- [WORK TO COMPLETE]
Can the data below be set down again exactly, line for line?

- [SUPPLIED INFORMATION]
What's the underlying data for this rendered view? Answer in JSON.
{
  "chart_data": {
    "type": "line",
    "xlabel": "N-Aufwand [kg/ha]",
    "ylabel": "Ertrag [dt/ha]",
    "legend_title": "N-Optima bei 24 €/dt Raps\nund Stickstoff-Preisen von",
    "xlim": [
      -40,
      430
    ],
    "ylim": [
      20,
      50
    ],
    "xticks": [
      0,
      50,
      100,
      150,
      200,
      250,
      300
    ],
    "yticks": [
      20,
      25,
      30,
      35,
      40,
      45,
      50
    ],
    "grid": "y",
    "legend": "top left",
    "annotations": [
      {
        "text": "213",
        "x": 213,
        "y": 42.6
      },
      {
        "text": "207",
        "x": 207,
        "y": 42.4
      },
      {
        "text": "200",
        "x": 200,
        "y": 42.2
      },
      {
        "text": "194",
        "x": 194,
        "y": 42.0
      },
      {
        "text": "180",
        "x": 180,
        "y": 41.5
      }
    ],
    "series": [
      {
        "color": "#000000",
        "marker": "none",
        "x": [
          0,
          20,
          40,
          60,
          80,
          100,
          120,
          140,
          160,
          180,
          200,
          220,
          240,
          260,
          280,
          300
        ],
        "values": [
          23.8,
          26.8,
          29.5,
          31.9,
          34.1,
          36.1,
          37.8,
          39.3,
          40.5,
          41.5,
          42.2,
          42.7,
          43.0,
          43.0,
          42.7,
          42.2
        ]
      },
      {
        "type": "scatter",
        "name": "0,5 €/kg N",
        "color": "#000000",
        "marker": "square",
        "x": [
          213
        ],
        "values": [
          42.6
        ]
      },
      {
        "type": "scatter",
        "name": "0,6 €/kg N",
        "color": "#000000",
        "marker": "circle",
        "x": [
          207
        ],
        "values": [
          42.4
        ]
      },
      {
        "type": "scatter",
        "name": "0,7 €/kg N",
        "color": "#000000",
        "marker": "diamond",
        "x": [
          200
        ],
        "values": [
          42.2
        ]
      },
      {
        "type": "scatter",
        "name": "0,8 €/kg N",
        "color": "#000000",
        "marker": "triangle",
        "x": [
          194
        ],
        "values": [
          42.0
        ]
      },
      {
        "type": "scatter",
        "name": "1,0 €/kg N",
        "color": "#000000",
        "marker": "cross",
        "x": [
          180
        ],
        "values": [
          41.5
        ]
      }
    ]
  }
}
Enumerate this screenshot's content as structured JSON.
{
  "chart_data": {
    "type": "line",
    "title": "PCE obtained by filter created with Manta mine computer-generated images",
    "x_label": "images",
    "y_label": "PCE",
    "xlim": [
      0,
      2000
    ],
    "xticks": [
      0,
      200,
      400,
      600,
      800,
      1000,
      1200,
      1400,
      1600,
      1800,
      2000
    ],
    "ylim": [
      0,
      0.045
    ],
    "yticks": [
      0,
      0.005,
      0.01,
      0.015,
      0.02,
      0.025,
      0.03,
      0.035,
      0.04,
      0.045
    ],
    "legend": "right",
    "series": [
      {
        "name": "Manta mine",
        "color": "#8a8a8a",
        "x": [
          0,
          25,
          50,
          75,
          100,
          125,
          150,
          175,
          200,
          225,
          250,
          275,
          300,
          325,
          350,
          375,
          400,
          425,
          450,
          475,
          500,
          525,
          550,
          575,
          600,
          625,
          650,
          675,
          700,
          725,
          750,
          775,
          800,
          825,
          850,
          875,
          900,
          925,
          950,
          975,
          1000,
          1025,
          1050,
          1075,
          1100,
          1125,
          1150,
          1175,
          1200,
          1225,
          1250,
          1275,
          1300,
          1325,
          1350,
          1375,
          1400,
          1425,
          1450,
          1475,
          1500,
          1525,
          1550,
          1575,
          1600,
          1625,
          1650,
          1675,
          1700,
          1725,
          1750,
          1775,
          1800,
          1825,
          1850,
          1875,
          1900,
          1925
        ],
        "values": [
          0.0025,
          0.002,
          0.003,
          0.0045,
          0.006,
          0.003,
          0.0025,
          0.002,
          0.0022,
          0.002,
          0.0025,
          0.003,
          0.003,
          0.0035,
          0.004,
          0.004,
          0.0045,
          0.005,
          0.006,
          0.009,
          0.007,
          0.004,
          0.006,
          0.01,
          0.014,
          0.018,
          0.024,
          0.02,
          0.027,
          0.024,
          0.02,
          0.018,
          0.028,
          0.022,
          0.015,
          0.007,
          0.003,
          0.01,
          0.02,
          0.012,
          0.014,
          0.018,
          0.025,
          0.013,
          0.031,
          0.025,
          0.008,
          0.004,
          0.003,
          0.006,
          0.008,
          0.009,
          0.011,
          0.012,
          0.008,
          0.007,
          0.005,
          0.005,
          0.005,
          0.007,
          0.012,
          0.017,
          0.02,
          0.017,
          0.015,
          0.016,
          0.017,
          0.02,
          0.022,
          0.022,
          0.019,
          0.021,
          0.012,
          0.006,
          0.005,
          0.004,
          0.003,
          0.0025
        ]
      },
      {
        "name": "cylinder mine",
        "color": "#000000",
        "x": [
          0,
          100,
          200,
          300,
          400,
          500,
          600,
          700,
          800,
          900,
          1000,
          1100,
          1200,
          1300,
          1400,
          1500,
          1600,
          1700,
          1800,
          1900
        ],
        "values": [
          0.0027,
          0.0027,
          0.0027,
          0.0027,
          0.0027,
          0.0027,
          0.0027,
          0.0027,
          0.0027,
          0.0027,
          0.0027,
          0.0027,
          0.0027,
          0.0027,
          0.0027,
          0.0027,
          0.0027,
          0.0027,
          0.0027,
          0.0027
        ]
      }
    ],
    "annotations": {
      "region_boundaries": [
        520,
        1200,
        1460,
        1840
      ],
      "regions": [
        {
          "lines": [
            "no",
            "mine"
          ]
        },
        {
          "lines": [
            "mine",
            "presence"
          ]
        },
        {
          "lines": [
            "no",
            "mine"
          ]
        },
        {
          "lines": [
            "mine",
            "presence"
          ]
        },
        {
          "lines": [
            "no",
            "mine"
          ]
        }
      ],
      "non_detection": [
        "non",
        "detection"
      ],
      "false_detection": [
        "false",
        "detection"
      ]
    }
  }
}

- [REPLY TO THE TASK]
What's the underlying data for this rendered view? Answer in JSON.
{
  "chart_data": {
    "type": "line",
    "xlabel": "N-Aufwand [kg/ha]",
    "ylabel": "Ertrag [dt/ha]",
    "legend_title": "N-Optima bei 24 €/dt Raps\nund Stickstoff-Preisen von",
    "xlim": [
      -40,
      430
    ],
    "ylim": [
      20,
      50
    ],
    "xticks": [
      0,
      50,
      100,
      150,
      200,
      250,
      300
    ],
    "yticks": [
      20,
      25,
      30,
      35,
      40,
      45,
      50
    ],
    "grid": "y",
    "legend": "top left",
    "annotations": [
      {
        "text": "213",
        "x": 213,
        "y": 42.6
      },
      {
        "text": "207",
        "x": 207,
        "y": 42.4
      },
      {
        "text": "200",
        "x": 200,
        "y": 42.2
      },
      {
        "text": "194",
        "x": 194,
        "y": 42.0
      },
      {
        "text": "180",
        "x": 180,
        "y": 41.5
      }
    ],
    "series": [
      {
        "color": "#000000",
        "marker": "none",
        "x": [
          0,
          20,
          40,
          60,
          80,
          100,
          120,
          140,
          160,
          180,
          200,
          220,
          240,
          260,
          280,
          300
        ],
        "values": [
          23.8,
          26.8,
          29.5,
          31.9,
          34.1,
          36.1,
          37.8,
          39.3,
          40.5,
          41.5,
          42.2,
          42.7,
          43.0,
          43.0,
          42.7,
          42.2
        ]
      },
      {
        "type": "scatter",
        "name": "0,5 €/kg N",
        "color": "#000000",
        "marker": "square",
        "x": [
          213
        ],
        "values": [
          42.6
        ]
      },
      {
        "type": "scatter",
        "name": "0,6 €/kg N",
        "color": "#000000",
        "marker": "circle",
        "x": [
          207
        ],
        "values": [
          42.4
        ]
      },
      {
        "type": "scatter",
        "name": "0,7 €/kg N",
        "color": "#000000",
        "marker": "diamond",
        "x": [
          200
        ],
        "values": [
          42.2
        ]
      },
      {
        "type": "scatter",
        "name": "0,8 €/kg N",
        "color": "#000000",
        "marker": "triangle",
        "x": [
          194
        ],
        "values": [
          42.0
        ]
      },
      {
        "type": "scatter",
        "name": "1,0 €/kg N",
        "color": "#000000",
        "marker": "cross",
        "x": [
          180
        ],
        "values": [
          41.5
        ]
      }
    ]
  }
}
Enumerate this screenshot's content as structured JSON.
{
  "chart_data": {
    "type": "line",
    "title": "PCE obtained by filter created with Manta mine computer-generated images",
    "x_label": "images",
    "y_label": "PCE",
    "xlim": [
      0,
      2000
    ],
    "xticks": [
      0,
      200,
      400,
      600,
      800,
      1000,
      1200,
      1400,
      1600,
      1800,
      2000
    ],
    "ylim": [
      0,
      0.045
    ],
    "yticks": [
      0,
      0.005,
      0.01,
      0.015,
      0.02,
      0.025,
      0.03,
      0.035,
      0.04,
      0.045
    ],
    "legend": "right",
    "series": [
      {
        "name": "Manta mine",
        "color": "#8a8a8a",
        "x": [
          0,
          25,
          50,
          75,
          100,
          125,
          150,
          175,
          200,
          225,
          250,
          275,
          300,
          325,
          350,
          375,
          400,
          425,
          450,
          475,
          500,
          525,
          550,
          575,
          600,
          625,
          650,
          675,
          700,
          725,
          750,
          775,
          800,
          825,
          850,
          875,
          900,
          925,
          950,
          975,
          1000,
          1025,
          1050,
          1075,
          1100,
          1125,
          1150,
          1175,
          1200,
          1225,
          1250,
          1275,
          1300,
          1325,
          1350,
          1375,
          1400,
          1425,
          1450,
          1475,
          1500,
          1525,
          1550,
          1575,
          1600,
          1625,
          1650,
          1675,
          1700,
          1725,
          1750,
          1775,
          1800,
          1825,
          1850,
          1875,
          1900,
          1925
        ],
        "values": [
          0.0025,
          0.002,
          0.003,
          0.0045,
          0.006,
          0.003,
          0.0025,
          0.002,
          0.0022,
          0.002,
          0.0025,
          0.003,
          0.003,
          0.0035,
          0.004,
          0.004,
          0.0045,
          0.005,
          0.006,
          0.009,
          0.007,
          0.004,
          0.006,
          0.01,
          0.014,
          0.018,
          0.024,
          0.02,
          0.027,
          0.024,
          0.02,
          0.018,
          0.028,
          0.022,
          0.015,
          0.007,
          0.003,
          0.01,
          0.02,
          0.012,
          0.014,
          0.018,
          0.025,
          0.013,
          0.031,
          0.025,
          0.008,
          0.004,
          0.003,
          0.006,
          0.008,
          0.009,
          0.011,
          0.012,
          0.008,
          0.007,
          0.005,
          0.005,
          0.005,
          0.007,
          0.012,
          0.017,
          0.02,
          0.017,
          0.015,
          0.016,
          0.017,
          0.02,
          0.022,
          0.022,
          0.019,
          0.021,
          0.012,
          0.006,
          0.005,
          0.004,
          0.003,
          0.0025
        ]
      },
      {
        "name": "cylinder mine",
        "color": "#000000",
        "x": [
          0,
          100,
          200,
          300,
          400,
          500,
          600,
          700,
          800,
          900,
          1000,
          1100,
          1200,
          1300,
          1400,
          1500,
          1600,
          1700,
          1800,
          1900
        ],
        "values": [
          0.0027,
          0.0027,
          0.0027,
          0.0027,
          0.0027,
          0.0027,
          0.0027,
          0.0027,
          0.0027,
          0.0027,
          0.0027,
          0.0027,
          0.0027,
          0.0027,
          0.0027,
          0.0027,
          0.0027,
          0.0027,
          0.0027,
          0.0027
        ]
      }
    ],
    "annotations": {
      "region_boundaries": [
        520,
        1200,
        1460,
        1840
      ],
      "regions": [
        {
          "lines": [
            "no",
            "mine"
          ]
        },
        {
          "lines": [
            "mine",
            "presence"
          ]
        },
        {
          "lines": [
            "no",
            "mine"
          ]
        },
        {
          "lines": [
            "mine",
            "presence"
          ]
        },
        {
          "lines": [
            "no",
            "mine"
          ]
        }
      ],
      "non_detection": [
        "non",
        "detection"
      ],
      "false_detection": [
        "false",
        "detection"
      ]
    }
  }
}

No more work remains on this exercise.